» **WHAT IS EXPECTED**: Pick out all lines of the entries that include the word "TradeWave" and copy them.

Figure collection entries
________
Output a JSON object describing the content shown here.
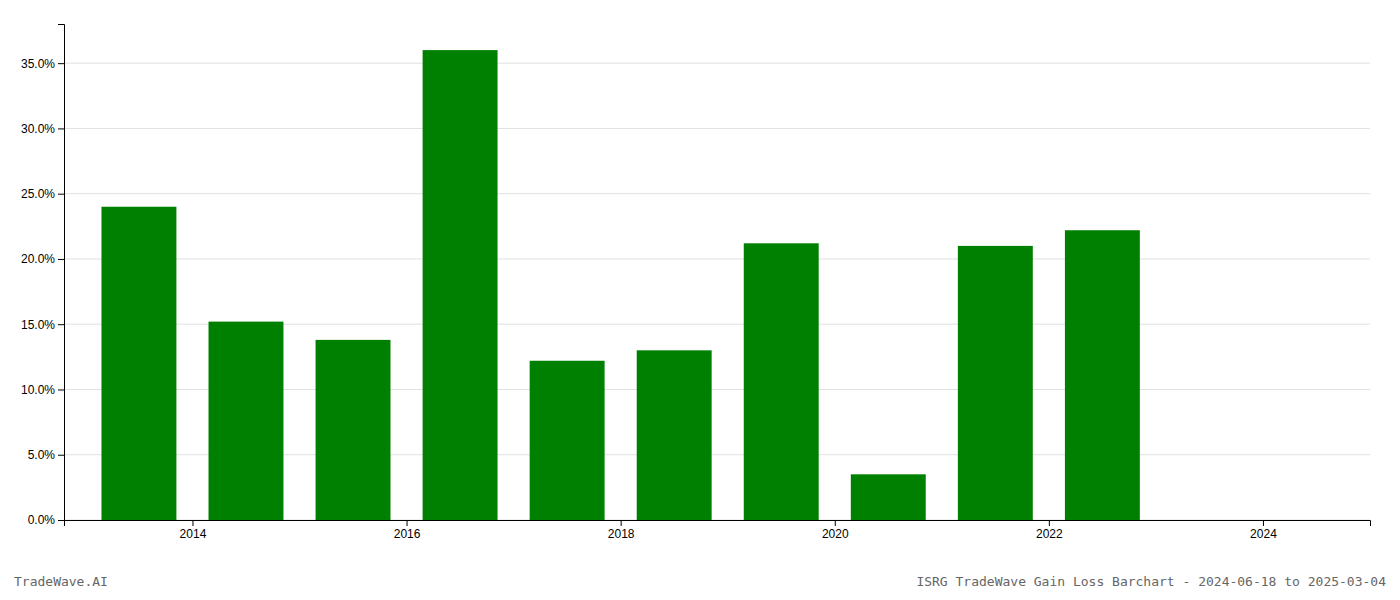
{
  "chart_data": {
    "type": "bar",
    "x": [
      2013.5,
      2014.5,
      2015.5,
      2016.5,
      2017.5,
      2018.5,
      2019.5,
      2020.5,
      2021.5,
      2022.5,
      2023.5
    ],
    "values": [
      0.24,
      0.152,
      0.138,
      0.36,
      0.122,
      0.13,
      0.212,
      0.035,
      0.21,
      0.222,
      0.0
    ],
    "color": "#008000",
    "xlim": [
      2012.8,
      2025.0
    ],
    "xticks": [
      2014,
      2016,
      2018,
      2020,
      2022,
      2024
    ],
    "ylim": [
      0.0,
      0.38
    ],
    "yticks": [
      {
        "value": 0.0,
        "label": "0.0%"
      },
      {
        "value": 0.05,
        "label": "5.0%"
      },
      {
        "value": 0.1,
        "label": "10.0%"
      },
      {
        "value": 0.15,
        "label": "15.0%"
      },
      {
        "value": 0.2,
        "label": "20.0%"
      },
      {
        "value": 0.25,
        "label": "25.0%"
      },
      {
        "value": 0.3,
        "label": "30.0%"
      },
      {
        "value": 0.35,
        "label": "35.0%"
      }
    ],
    "grid": true,
    "annotations": [
      "TradeWave.AI",
      "ISRG TradeWave Gain Loss Barchart - 2024-06-18 to 2025-03-04"
    ]
  }
}
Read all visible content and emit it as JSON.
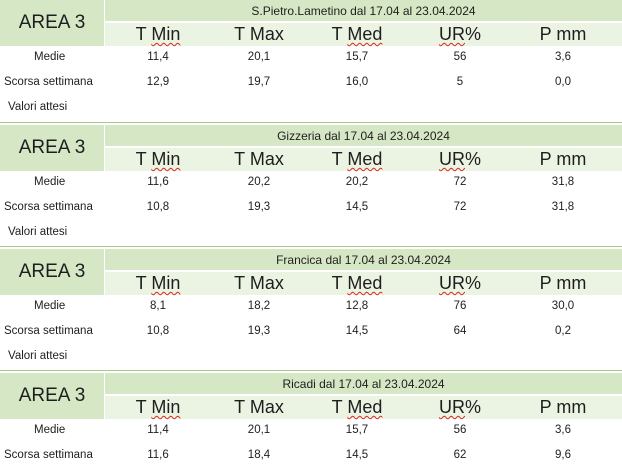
{
  "columns": [
    "T Min",
    "T Max",
    "T Med",
    "UR%",
    "P mm"
  ],
  "tables": [
    {
      "area": "AREA 3",
      "title": "S.Pietro.Lametino dal 17.04 al 23.04.2024",
      "rows": [
        {
          "label": "Medie",
          "values": [
            "11,4",
            "20,1",
            "15,7",
            "56",
            "3,6"
          ]
        },
        {
          "label": "Scorsa settimana",
          "values": [
            "12,9",
            "19,7",
            "16,0",
            "5",
            "0,0"
          ]
        },
        {
          "label": "Valori attesi",
          "values": [
            "",
            "",
            "",
            "",
            ""
          ]
        }
      ]
    },
    {
      "area": "AREA 3",
      "title": "Gizzeria dal 17.04 al 23.04.2024",
      "rows": [
        {
          "label": "Medie",
          "values": [
            "11,6",
            "20,2",
            "20,2",
            "72",
            "31,8"
          ]
        },
        {
          "label": "Scorsa settimana",
          "values": [
            "10,8",
            "19,3",
            "14,5",
            "72",
            "31,8"
          ]
        },
        {
          "label": "Valori attesi",
          "values": [
            "",
            "",
            "",
            "",
            ""
          ]
        }
      ]
    },
    {
      "area": "AREA 3",
      "title": "Francica dal 17.04 al 23.04.2024",
      "rows": [
        {
          "label": "Medie",
          "values": [
            "8,1",
            "18,2",
            "12,8",
            "76",
            "30,0"
          ]
        },
        {
          "label": "Scorsa settimana",
          "values": [
            "10,8",
            "19,3",
            "14,5",
            "64",
            "0,2"
          ]
        },
        {
          "label": "Valori attesi",
          "values": [
            "",
            "",
            "",
            "",
            ""
          ]
        }
      ]
    },
    {
      "area": "AREA 3",
      "title": "Ricadi  dal 17.04 al 23.04.2024",
      "rows": [
        {
          "label": "Medie",
          "values": [
            "11,4",
            "20,1",
            "15,7",
            "56",
            "3,6"
          ]
        },
        {
          "label": "Scorsa settimana",
          "values": [
            "11,6",
            "18,4",
            "14,5",
            "62",
            "9,6"
          ]
        }
      ]
    }
  ]
}
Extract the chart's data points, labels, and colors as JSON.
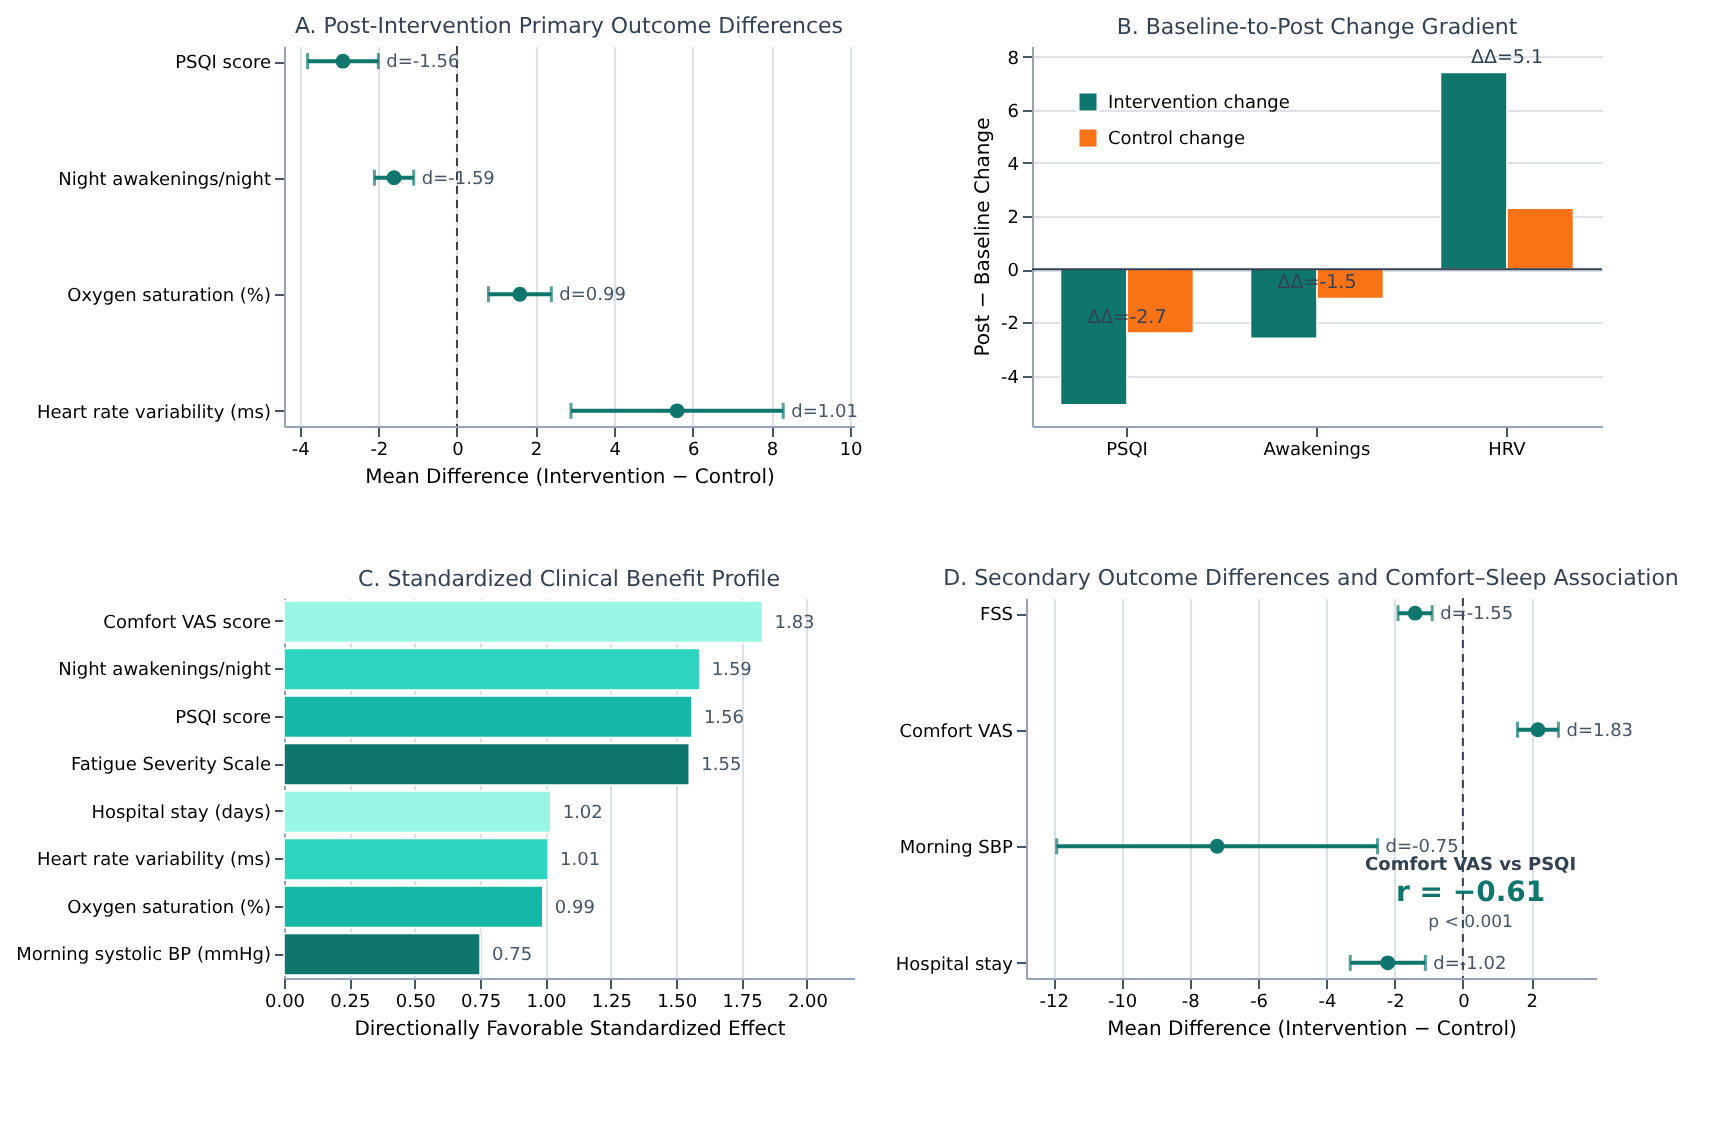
{
  "chart_data": [
    {
      "type": "scatter",
      "orientation": "horizontal",
      "title": "A. Post-Intervention Primary Outcome Differences",
      "xlabel": "Mean Difference (Intervention − Control)",
      "categories": [
        "PSQI score",
        "Night awakenings/night",
        "Oxygen saturation (%)",
        "Heart rate variability (ms)"
      ],
      "series": [
        {
          "color": "#0f766e",
          "values": [
            -2.9,
            -1.6,
            1.6,
            5.6
          ],
          "errors": [
            [
              -3.8,
              -2.0
            ],
            [
              -2.1,
              -1.1
            ],
            [
              0.8,
              2.4
            ],
            [
              2.9,
              8.3
            ]
          ]
        }
      ],
      "xlim": [
        -4.4,
        10.1
      ],
      "xticks": [
        -4,
        -2,
        0,
        2,
        4,
        6,
        8,
        10
      ],
      "grid": "x",
      "marker": "circle",
      "ref_lines": [
        {
          "axis": "x",
          "value": 0,
          "color": "#334155",
          "line_style": "dashed"
        }
      ],
      "annotations": [
        {
          "text": "d=-1.56",
          "x": -2.0,
          "y": "PSQI score"
        },
        {
          "text": "d=-1.59",
          "x": -1.1,
          "y": "Night awakenings/night"
        },
        {
          "text": "d=0.99",
          "x": 2.4,
          "y": "Oxygen saturation (%)"
        },
        {
          "text": "d=1.01",
          "x": 8.3,
          "y": "Heart rate variability (ms)"
        }
      ]
    },
    {
      "type": "bar",
      "title": "B. Baseline-to-Post Change Gradient",
      "ylabel": "Post − Baseline Change",
      "categories": [
        "PSQI",
        "Awakenings",
        "HRV"
      ],
      "series": [
        {
          "name": "Intervention change",
          "color": "#0f766e",
          "values": [
            -5.1,
            -2.6,
            7.4
          ]
        },
        {
          "name": "Control change",
          "color": "#f97316",
          "values": [
            -2.4,
            -1.1,
            2.3
          ]
        }
      ],
      "ylim": [
        -5.9,
        8.4
      ],
      "yticks": [
        -4,
        -2,
        0,
        2,
        4,
        6,
        8
      ],
      "grid": "y",
      "legend": "top left",
      "ref_lines": [
        {
          "axis": "y",
          "value": 0,
          "color": "#334155",
          "line_style": "solid"
        }
      ],
      "annotations": [
        {
          "text": "ΔΔ=-2.7",
          "x": "PSQI",
          "y": -2.4
        },
        {
          "text": "ΔΔ=-1.5",
          "x": "Awakenings",
          "y": -1.1
        },
        {
          "text": "ΔΔ=5.1",
          "x": "HRV",
          "y": 7.4
        }
      ]
    },
    {
      "type": "bar",
      "orientation": "horizontal",
      "title": "C. Standardized Clinical Benefit Profile",
      "xlabel": "Directionally Favorable Standardized Effect",
      "categories": [
        "Comfort VAS score",
        "Night awakenings/night",
        "PSQI score",
        "Fatigue Severity Scale",
        "Hospital stay (days)",
        "Heart rate variability (ms)",
        "Oxygen saturation (%)",
        "Morning systolic BP (mmHg)"
      ],
      "values": [
        1.83,
        1.59,
        1.56,
        1.55,
        1.02,
        1.01,
        0.99,
        0.75
      ],
      "colors": [
        "#99f6e4",
        "#2dd4bf",
        "#14b8a6",
        "#0f766e",
        "#99f6e4",
        "#2dd4bf",
        "#14b8a6",
        "#0f766e"
      ],
      "data_labels": true,
      "xlim": [
        0,
        2.18
      ],
      "xticks": [
        {
          "value": 0,
          "label": "0.00"
        },
        {
          "value": 0.25,
          "label": "0.25"
        },
        {
          "value": 0.5,
          "label": "0.50"
        },
        {
          "value": 0.75,
          "label": "0.75"
        },
        {
          "value": 1,
          "label": "1.00"
        },
        {
          "value": 1.25,
          "label": "1.25"
        },
        {
          "value": 1.5,
          "label": "1.50"
        },
        {
          "value": 1.75,
          "label": "1.75"
        },
        {
          "value": 2,
          "label": "2.00"
        }
      ],
      "grid": "x"
    },
    {
      "type": "scatter",
      "orientation": "horizontal",
      "title": "D. Secondary Outcome Differences and Comfort–Sleep Association",
      "xlabel": "Mean Difference (Intervention − Control)",
      "categories": [
        "FSS",
        "Comfort VAS",
        "Morning SBP",
        "Hospital stay"
      ],
      "series": [
        {
          "color": "#0f766e",
          "values": [
            -1.4,
            2.2,
            -7.2,
            -2.2
          ],
          "errors": [
            [
              -1.9,
              -0.9
            ],
            [
              1.6,
              2.8
            ],
            [
              -11.9,
              -2.5
            ],
            [
              -3.3,
              -1.1
            ]
          ]
        }
      ],
      "xlim": [
        -12.8,
        3.9
      ],
      "xticks": [
        -12,
        -10,
        -8,
        -6,
        -4,
        -2,
        0,
        2
      ],
      "grid": "x",
      "marker": "circle",
      "ref_lines": [
        {
          "axis": "x",
          "value": 0,
          "color": "#334155",
          "line_style": "dashed"
        }
      ],
      "annotations": [
        {
          "text": "d=-1.55",
          "x": -0.9,
          "y": "FSS"
        },
        {
          "text": "d=1.83",
          "x": 2.8,
          "y": "Comfort VAS"
        },
        {
          "text": "d=-0.75",
          "x": -2.5,
          "y": "Morning SBP"
        },
        {
          "text": "d=-1.02",
          "x": -1.1,
          "y": "Hospital stay"
        },
        "Comfort VAS vs PSQI",
        "r = −0.61",
        "p < 0.001"
      ]
    }
  ]
}
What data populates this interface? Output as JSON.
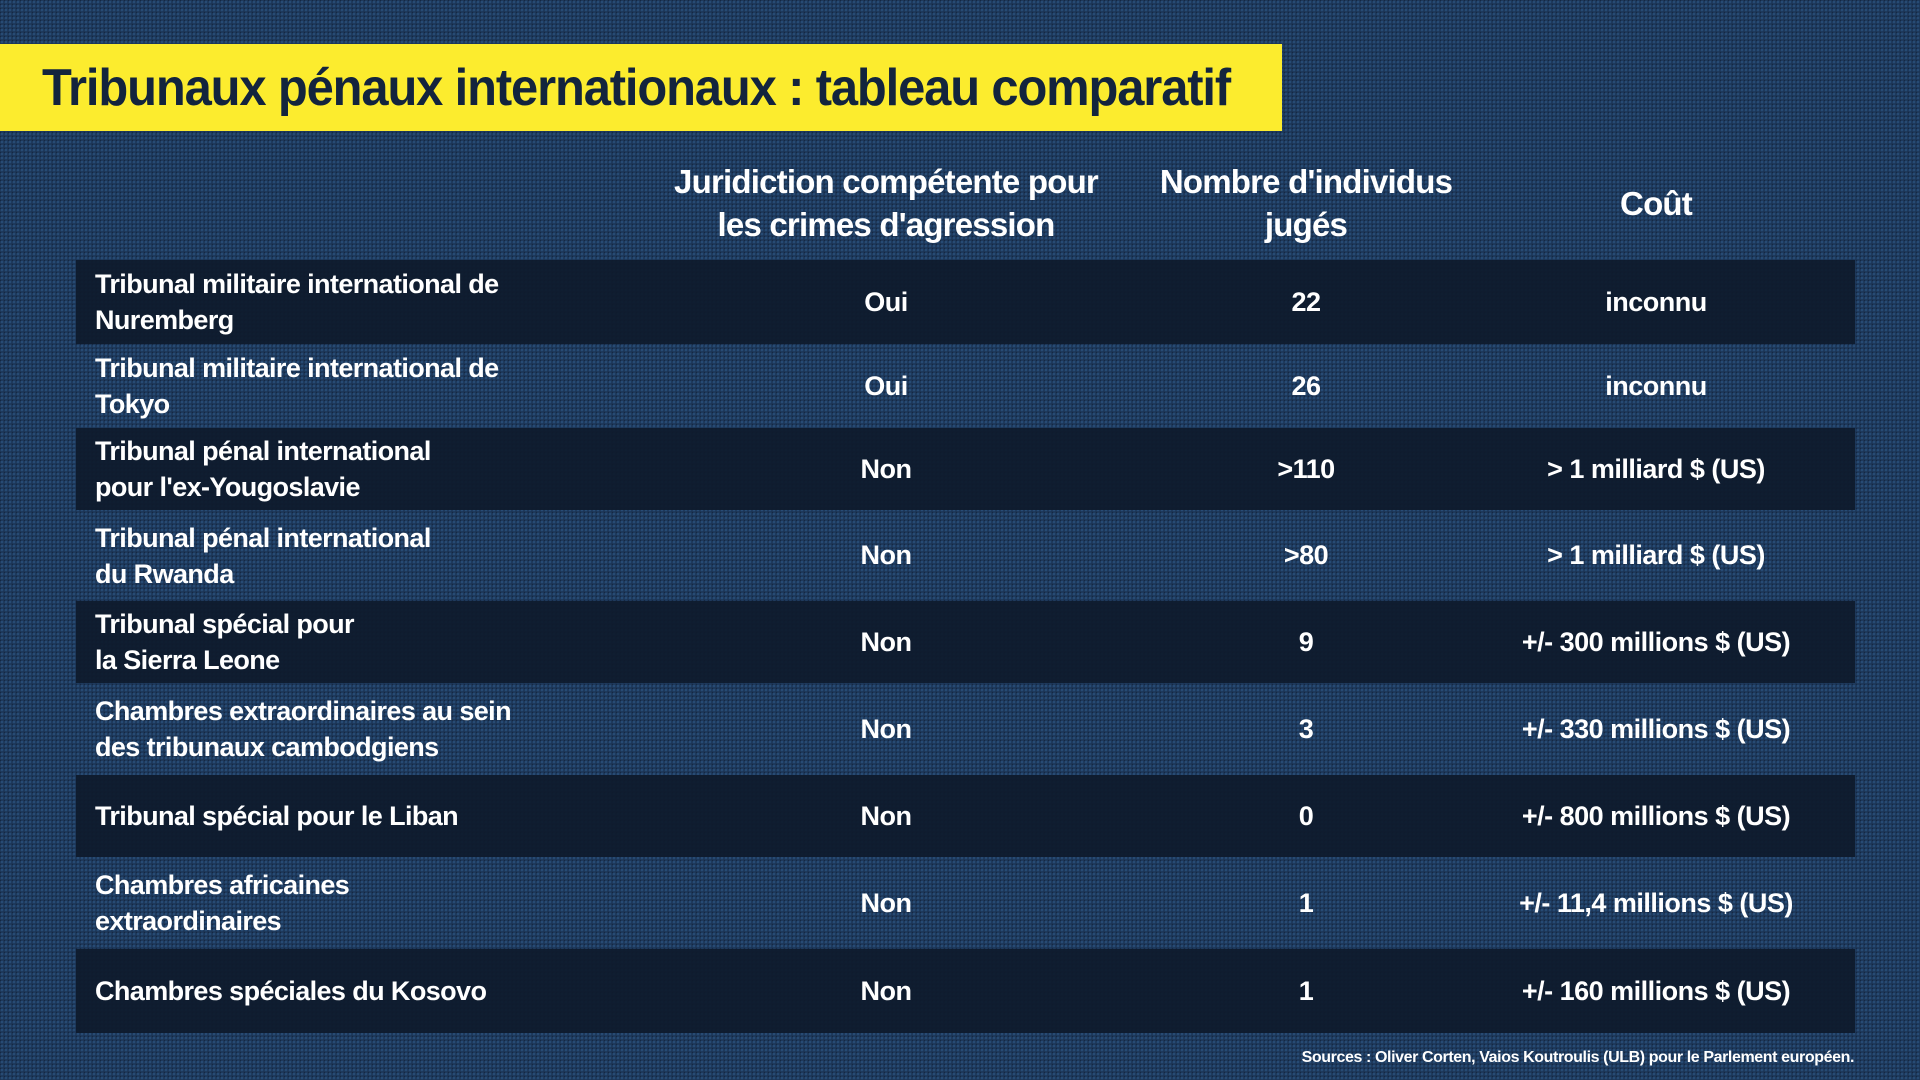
{
  "title": "Tribunaux pénaux internationaux : tableau comparatif",
  "columns": {
    "agression": "Juridiction compétente pour\nles crimes d'agression",
    "individus": "Nombre d'individus\njugés",
    "cout": "Coût"
  },
  "rows": [
    {
      "name": "Tribunal militaire international de\nNuremberg",
      "agression": "Oui",
      "individus": "22",
      "cout": "inconnu"
    },
    {
      "name": "Tribunal militaire international de\nTokyo",
      "agression": "Oui",
      "individus": "26",
      "cout": "inconnu"
    },
    {
      "name": "Tribunal pénal international\npour l'ex-Yougoslavie",
      "agression": "Non",
      "individus": ">110",
      "cout": "> 1 milliard $ (US)"
    },
    {
      "name": "Tribunal pénal international\ndu Rwanda",
      "agression": "Non",
      "individus": ">80",
      "cout": "> 1 milliard $ (US)"
    },
    {
      "name": "Tribunal spécial pour\nla Sierra Leone",
      "agression": "Non",
      "individus": "9",
      "cout": "+/- 300 millions $ (US)"
    },
    {
      "name": "Chambres extraordinaires au sein\ndes tribunaux cambodgiens",
      "agression": "Non",
      "individus": "3",
      "cout": "+/- 330 millions $ (US)"
    },
    {
      "name": "Tribunal spécial pour le Liban",
      "agression": "Non",
      "individus": "0",
      "cout": "+/- 800 millions $ (US)"
    },
    {
      "name": "Chambres africaines\nextraordinaires",
      "agression": "Non",
      "individus": "1",
      "cout": "+/- 11,4 millions $ (US)"
    },
    {
      "name": "Chambres spéciales du Kosovo",
      "agression": "Non",
      "individus": "1",
      "cout": "+/- 160 millions $ (US)"
    }
  ],
  "sources": "Sources : Oliver Corten, Vaios Koutroulis (ULB) pour le Parlement européen.",
  "colors": {
    "banner": "#fcec2e",
    "title_text": "#13243d",
    "background": "#1c3556",
    "row_dark": "#0e1b2c"
  }
}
________
» **TASK RESPONSE**:
      "TradeWave.AI",
      "ISRG TradeWave Gain Loss Barchart - 2024-06-18 to 2025-03-04"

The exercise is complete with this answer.